[Start of EXTRACTED DATA]
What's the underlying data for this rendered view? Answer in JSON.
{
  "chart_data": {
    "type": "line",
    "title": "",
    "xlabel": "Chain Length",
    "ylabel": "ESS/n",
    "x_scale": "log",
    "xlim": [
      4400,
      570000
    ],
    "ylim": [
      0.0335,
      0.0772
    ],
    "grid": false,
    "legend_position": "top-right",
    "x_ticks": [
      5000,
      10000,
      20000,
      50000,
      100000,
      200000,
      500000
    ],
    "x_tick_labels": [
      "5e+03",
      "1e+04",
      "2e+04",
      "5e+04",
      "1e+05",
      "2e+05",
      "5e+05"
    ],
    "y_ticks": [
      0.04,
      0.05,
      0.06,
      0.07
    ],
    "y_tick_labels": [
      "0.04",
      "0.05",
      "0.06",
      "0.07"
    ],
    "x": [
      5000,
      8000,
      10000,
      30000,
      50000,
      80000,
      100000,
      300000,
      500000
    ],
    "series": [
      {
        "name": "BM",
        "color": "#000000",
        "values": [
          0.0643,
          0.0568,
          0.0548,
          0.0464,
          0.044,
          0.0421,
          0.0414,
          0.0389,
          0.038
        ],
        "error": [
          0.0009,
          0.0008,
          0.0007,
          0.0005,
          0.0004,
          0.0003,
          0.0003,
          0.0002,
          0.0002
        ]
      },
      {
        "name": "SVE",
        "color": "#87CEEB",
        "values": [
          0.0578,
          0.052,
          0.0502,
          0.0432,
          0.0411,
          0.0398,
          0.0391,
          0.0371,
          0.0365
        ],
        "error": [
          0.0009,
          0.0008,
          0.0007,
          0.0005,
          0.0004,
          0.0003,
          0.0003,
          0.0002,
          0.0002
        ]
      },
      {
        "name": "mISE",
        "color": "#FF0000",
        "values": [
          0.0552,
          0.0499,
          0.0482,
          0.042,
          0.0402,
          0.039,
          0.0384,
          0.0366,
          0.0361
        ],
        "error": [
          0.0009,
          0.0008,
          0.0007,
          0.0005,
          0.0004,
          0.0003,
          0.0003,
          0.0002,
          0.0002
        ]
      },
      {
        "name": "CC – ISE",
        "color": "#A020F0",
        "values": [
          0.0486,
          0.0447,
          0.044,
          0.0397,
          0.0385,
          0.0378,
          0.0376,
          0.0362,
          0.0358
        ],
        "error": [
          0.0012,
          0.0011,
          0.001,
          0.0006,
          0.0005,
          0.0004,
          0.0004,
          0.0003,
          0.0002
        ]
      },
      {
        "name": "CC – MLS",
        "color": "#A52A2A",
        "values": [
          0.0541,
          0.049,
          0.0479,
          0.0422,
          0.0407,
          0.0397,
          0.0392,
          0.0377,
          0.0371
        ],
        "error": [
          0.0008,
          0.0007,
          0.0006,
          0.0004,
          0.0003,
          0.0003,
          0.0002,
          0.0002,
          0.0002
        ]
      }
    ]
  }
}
[End of EXTRACTED DATA]
### OBJECTIVE
Copy each line from the data above that includes "name".

### RESULT OF THIS TASK
        "name": "BM",
        "name": "SVE",
        "name": "mISE",
        "name": "CC – ISE",
        "name": "CC – MLS",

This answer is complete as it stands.